● What you will do:
Reproduce the listing below character for character; drop every image.

---------------

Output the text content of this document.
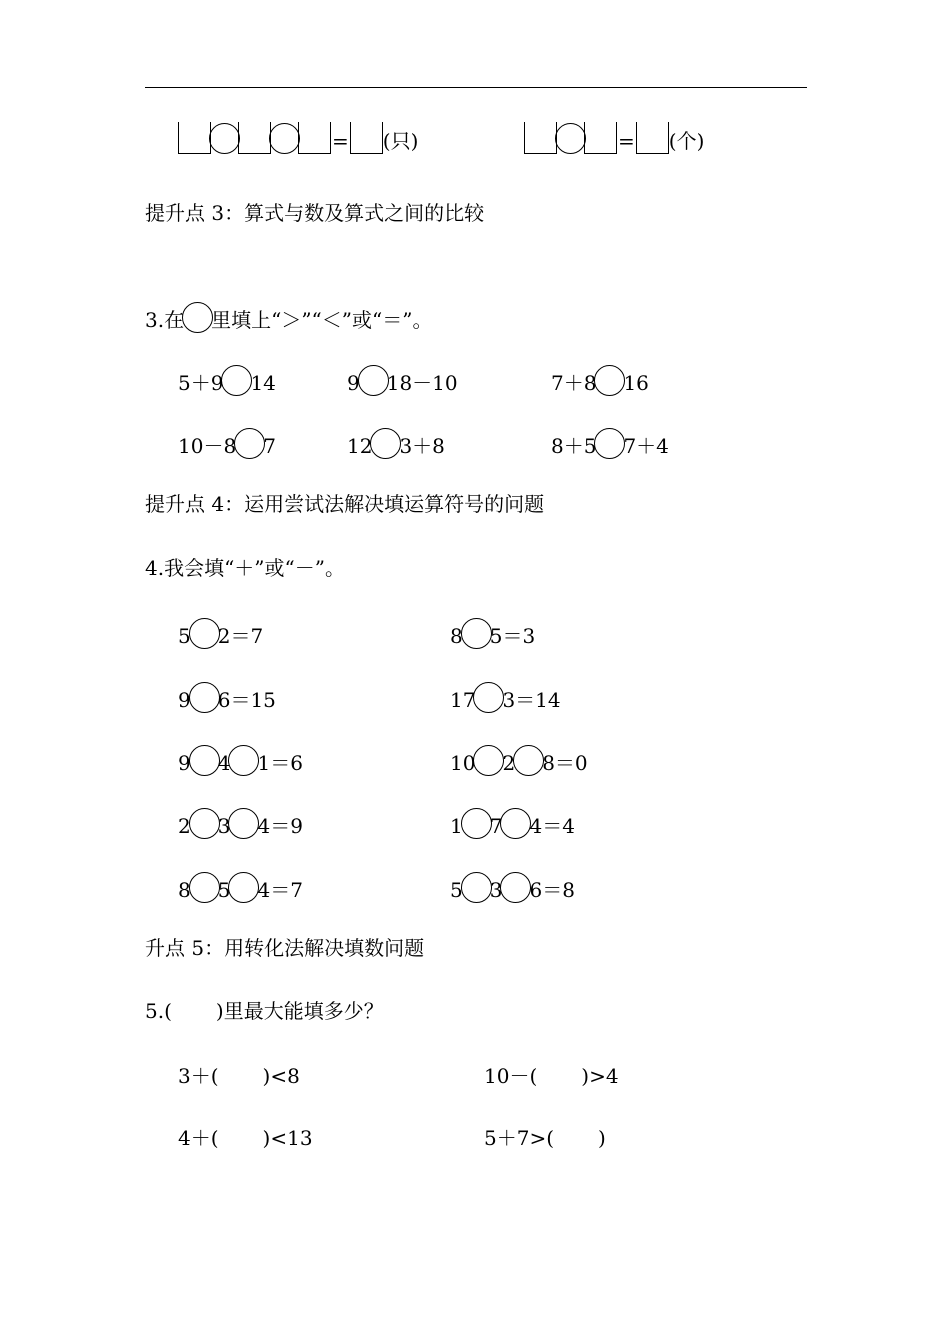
= (只)	= (个)
提升点 3：算式与数及算式之间的比较
3.在 里填上“＞”“＜”或“＝”。
5＋9 14	9 18－10	7＋8 16
10－8 7	12 3＋8	8＋5 7＋4
提升点 4：运用尝试法解决填运算符号的问题
4.我会填“＋”或“－”。
5 2＝7	8 5＝3
9 6＝15	17 3＝14
9 4 1＝6	10 2 8＝0
2 3 4＝9	1 7 4＝4
8 5 4＝7	5 3 6＝8
升点 5：用转化法解决填数问题
5.( )里最大能填多少？
3＋( )<8	10－( )>4
4＋( )<13	5＋7>( )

---------------

● Result of this task:
Output the text content of this document.
= (只)	= (个)
提升点 3：算式与数及算式之间的比较
3.在 里填上“＞”“＜”或“＝”。
5＋9 14	9 18－10	7＋8 16
10－8 7	12 3＋8	8＋5 7＋4
提升点 4：运用尝试法解决填运算符号的问题
4.我会填“＋”或“－”。
5 2＝7	8 5＝3
9 6＝15	17 3＝14
9 4 1＝6	10 2 8＝0
2 3 4＝9	1 7 4＝4
8 5 4＝7	5 3 6＝8
升点 5：用转化法解决填数问题
5.( )里最大能填多少？
3＋( )<8	10－( )>4
4＋( )<13	5＋7>( )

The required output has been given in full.